- Instructions to follow: Write every record out again exactly, and keep images out of it.

[Extracted data entries]
--- Begin ---
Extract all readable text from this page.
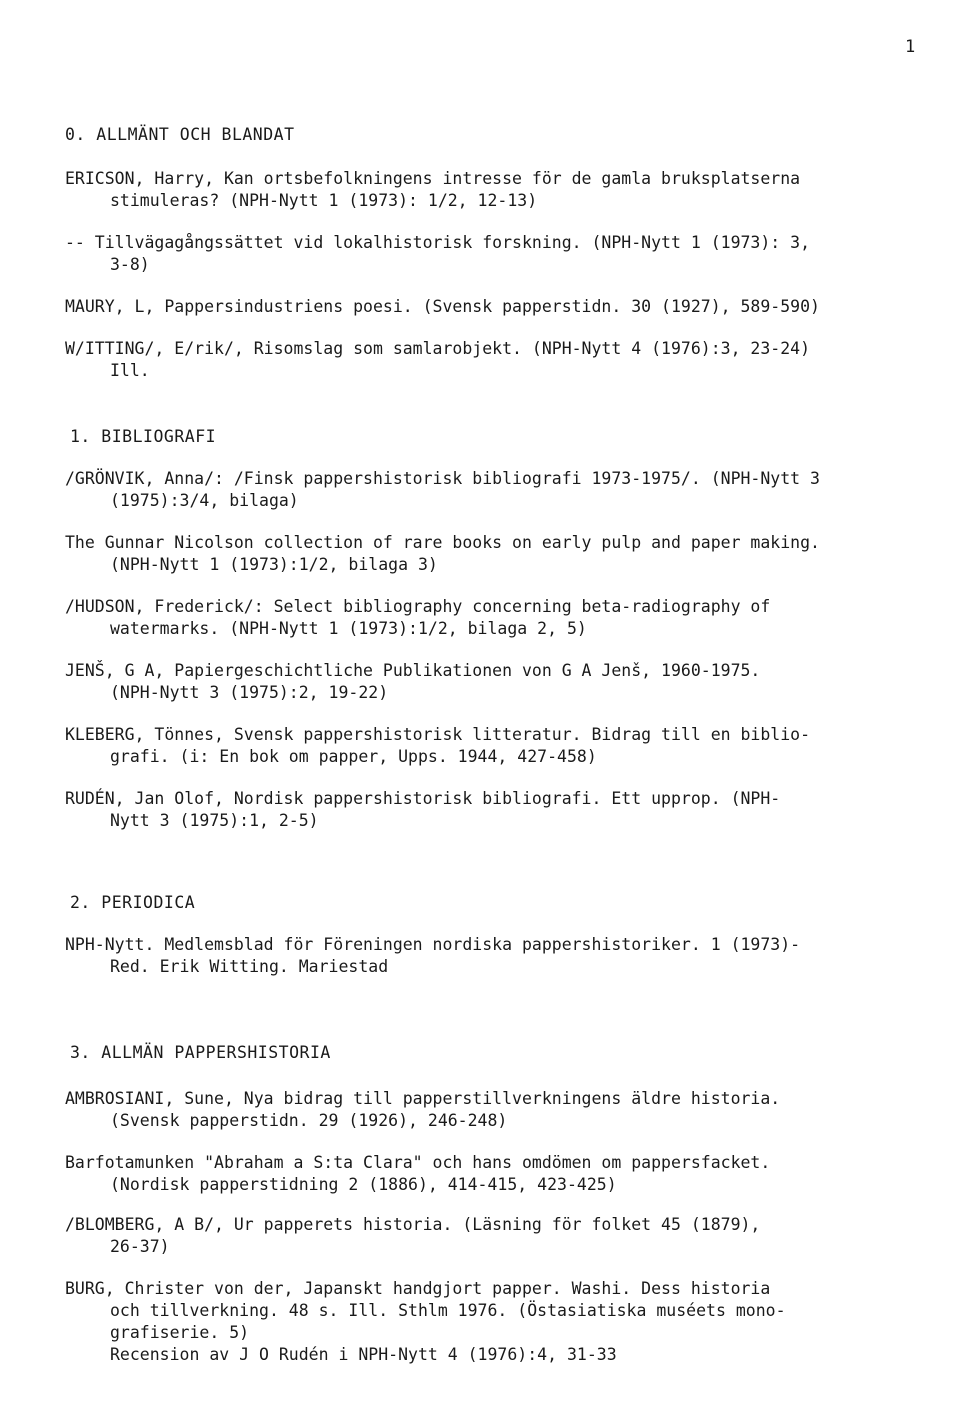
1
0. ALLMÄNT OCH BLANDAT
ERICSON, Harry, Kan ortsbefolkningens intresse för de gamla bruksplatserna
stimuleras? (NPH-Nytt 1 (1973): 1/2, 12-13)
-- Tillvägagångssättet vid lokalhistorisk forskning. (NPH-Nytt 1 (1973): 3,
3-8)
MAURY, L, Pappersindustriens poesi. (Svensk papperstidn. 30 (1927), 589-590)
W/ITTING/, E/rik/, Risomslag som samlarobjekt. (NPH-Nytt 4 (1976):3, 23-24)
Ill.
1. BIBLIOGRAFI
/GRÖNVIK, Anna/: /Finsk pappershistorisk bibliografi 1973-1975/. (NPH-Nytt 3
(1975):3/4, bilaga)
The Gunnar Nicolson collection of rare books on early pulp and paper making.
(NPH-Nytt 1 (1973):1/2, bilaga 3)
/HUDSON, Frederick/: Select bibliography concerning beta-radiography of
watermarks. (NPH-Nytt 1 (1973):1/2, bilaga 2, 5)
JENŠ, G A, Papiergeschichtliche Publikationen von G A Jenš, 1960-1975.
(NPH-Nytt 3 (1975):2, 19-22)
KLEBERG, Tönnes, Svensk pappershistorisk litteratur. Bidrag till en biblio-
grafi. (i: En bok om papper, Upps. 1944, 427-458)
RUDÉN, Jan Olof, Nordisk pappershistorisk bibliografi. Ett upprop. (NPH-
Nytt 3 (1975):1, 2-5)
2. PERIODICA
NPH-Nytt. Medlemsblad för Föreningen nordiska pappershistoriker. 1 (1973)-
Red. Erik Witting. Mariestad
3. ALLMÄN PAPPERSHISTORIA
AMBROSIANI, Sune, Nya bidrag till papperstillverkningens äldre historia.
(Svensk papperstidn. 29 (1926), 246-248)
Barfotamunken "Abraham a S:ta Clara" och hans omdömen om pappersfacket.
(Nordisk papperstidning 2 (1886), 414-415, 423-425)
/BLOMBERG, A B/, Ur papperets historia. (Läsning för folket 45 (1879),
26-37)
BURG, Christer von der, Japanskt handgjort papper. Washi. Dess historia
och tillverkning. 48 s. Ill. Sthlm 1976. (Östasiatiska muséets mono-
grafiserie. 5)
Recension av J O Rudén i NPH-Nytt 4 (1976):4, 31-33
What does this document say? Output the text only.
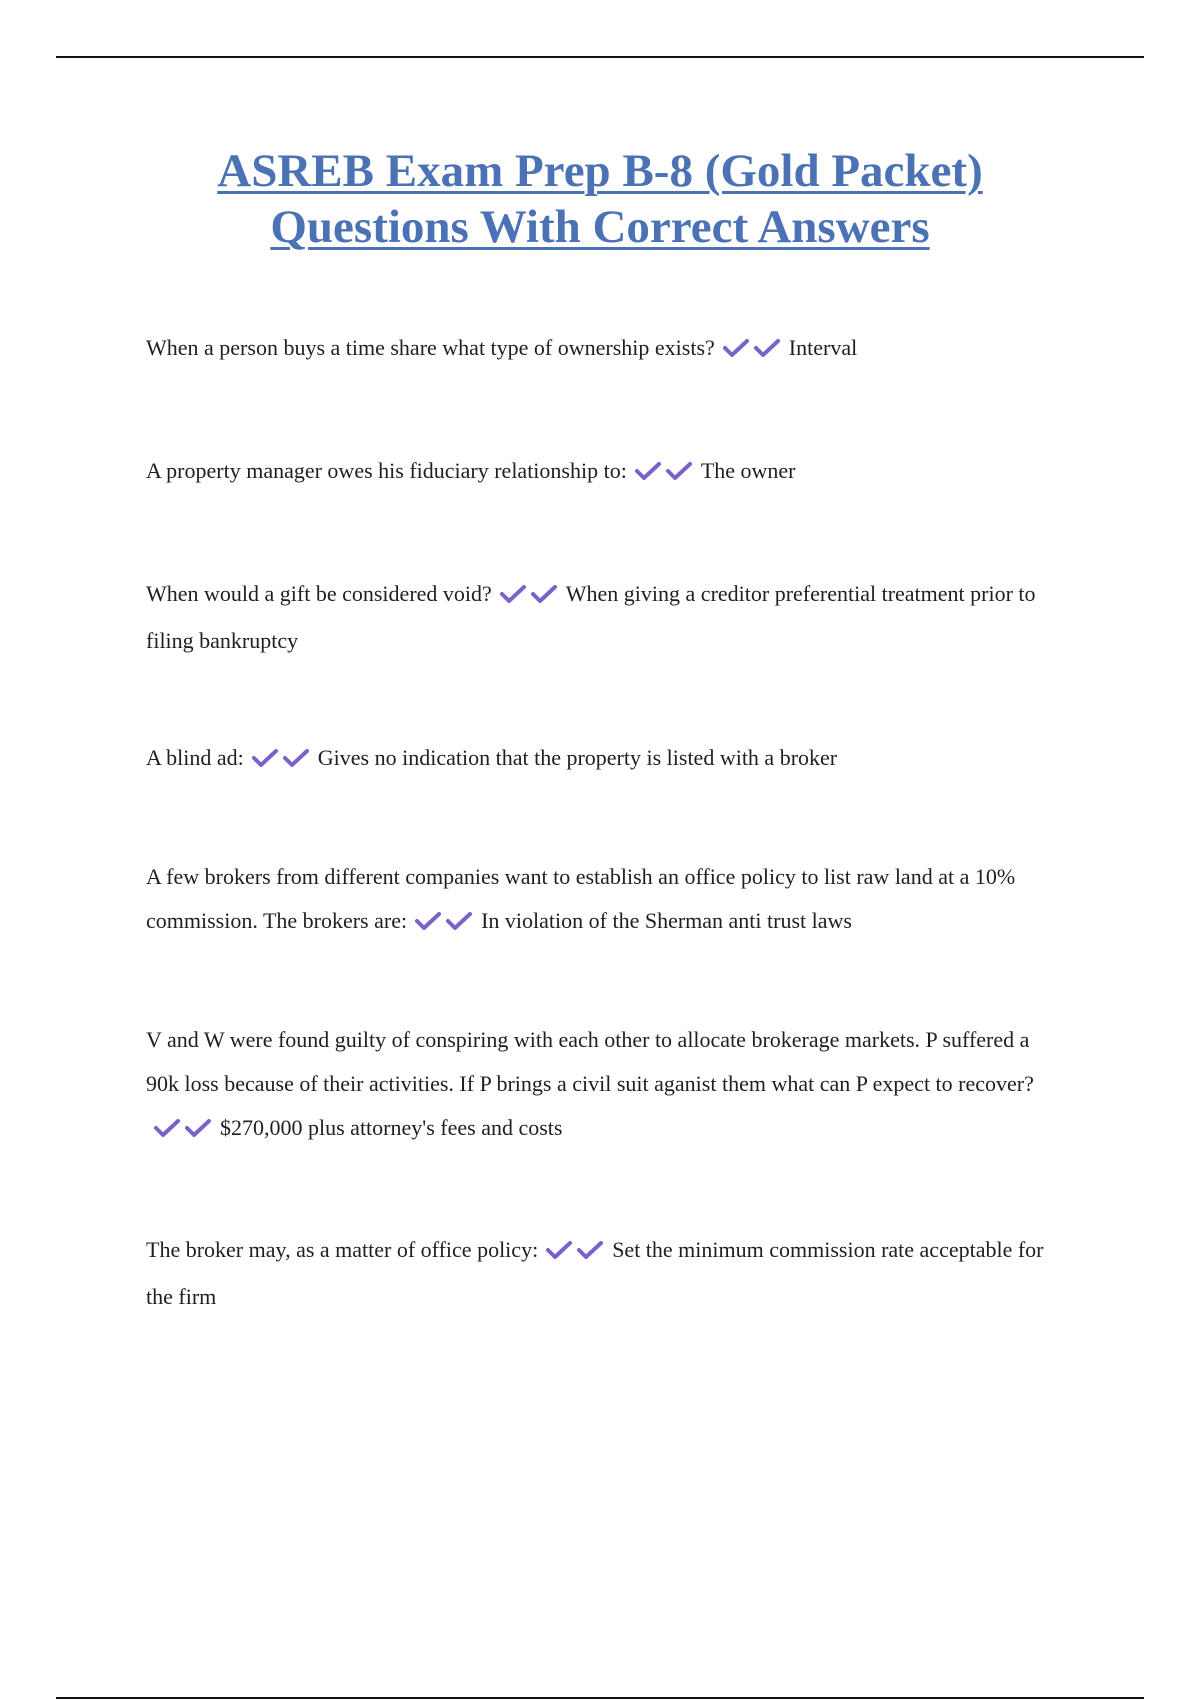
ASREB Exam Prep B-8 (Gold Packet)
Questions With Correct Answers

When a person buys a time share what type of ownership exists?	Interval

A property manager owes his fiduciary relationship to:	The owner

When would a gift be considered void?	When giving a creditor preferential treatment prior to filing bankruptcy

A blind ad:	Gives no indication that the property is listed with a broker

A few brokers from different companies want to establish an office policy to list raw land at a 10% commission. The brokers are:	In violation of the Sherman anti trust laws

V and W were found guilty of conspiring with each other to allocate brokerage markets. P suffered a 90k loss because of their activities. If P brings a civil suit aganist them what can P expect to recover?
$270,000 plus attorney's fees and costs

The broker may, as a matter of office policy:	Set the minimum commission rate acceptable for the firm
--- End ---
- Correct response:
Extract all readable text from this page.
1
0. ALLMÄNT OCH BLANDAT
ERICSON, Harry, Kan ortsbefolkningens intresse för de gamla bruksplatserna
stimuleras? (NPH-Nytt 1 (1973): 1/2, 12-13)
-- Tillvägagångssättet vid lokalhistorisk forskning. (NPH-Nytt 1 (1973): 3,
3-8)
MAURY, L, Pappersindustriens poesi. (Svensk papperstidn. 30 (1927), 589-590)
W/ITTING/, E/rik/, Risomslag som samlarobjekt. (NPH-Nytt 4 (1976):3, 23-24)
Ill.
1. BIBLIOGRAFI
/GRÖNVIK, Anna/: /Finsk pappershistorisk bibliografi 1973-1975/. (NPH-Nytt 3
(1975):3/4, bilaga)
The Gunnar Nicolson collection of rare books on early pulp and paper making.
(NPH-Nytt 1 (1973):1/2, bilaga 3)
/HUDSON, Frederick/: Select bibliography concerning beta-radiography of
watermarks. (NPH-Nytt 1 (1973):1/2, bilaga 2, 5)
JENŠ, G A, Papiergeschichtliche Publikationen von G A Jenš, 1960-1975.
(NPH-Nytt 3 (1975):2, 19-22)
KLEBERG, Tönnes, Svensk pappershistorisk litteratur. Bidrag till en biblio-
grafi. (i: En bok om papper, Upps. 1944, 427-458)
RUDÉN, Jan Olof, Nordisk pappershistorisk bibliografi. Ett upprop. (NPH-
Nytt 3 (1975):1, 2-5)
2. PERIODICA
NPH-Nytt. Medlemsblad för Föreningen nordiska pappershistoriker. 1 (1973)-
Red. Erik Witting. Mariestad
3. ALLMÄN PAPPERSHISTORIA
AMBROSIANI, Sune, Nya bidrag till papperstillverkningens äldre historia.
(Svensk papperstidn. 29 (1926), 246-248)
Barfotamunken "Abraham a S:ta Clara" och hans omdömen om pappersfacket.
(Nordisk papperstidning 2 (1886), 414-415, 423-425)
/BLOMBERG, A B/, Ur papperets historia. (Läsning för folket 45 (1879),
26-37)
BURG, Christer von der, Japanskt handgjort papper. Washi. Dess historia
och tillverkning. 48 s. Ill. Sthlm 1976. (Östasiatiska muséets mono-
grafiserie. 5)
Recension av J O Rudén i NPH-Nytt 4 (1976):4, 31-33
What does this document say? Output the text only.
ASREB Exam Prep B-8 (Gold Packet)
Questions With Correct Answers

When a person buys a time share what type of ownership exists?	Interval

A property manager owes his fiduciary relationship to:	The owner

When would a gift be considered void?	When giving a creditor preferential treatment prior to filing bankruptcy

A blind ad:	Gives no indication that the property is listed with a broker

A few brokers from different companies want to establish an office policy to list raw land at a 10% commission. The brokers are:	In violation of the Sherman anti trust laws

V and W were found guilty of conspiring with each other to allocate brokerage markets. P suffered a 90k loss because of their activities. If P brings a civil suit aganist them what can P expect to recover?
$270,000 plus attorney's fees and costs

The broker may, as a matter of office policy:	Set the minimum commission rate acceptable for the firm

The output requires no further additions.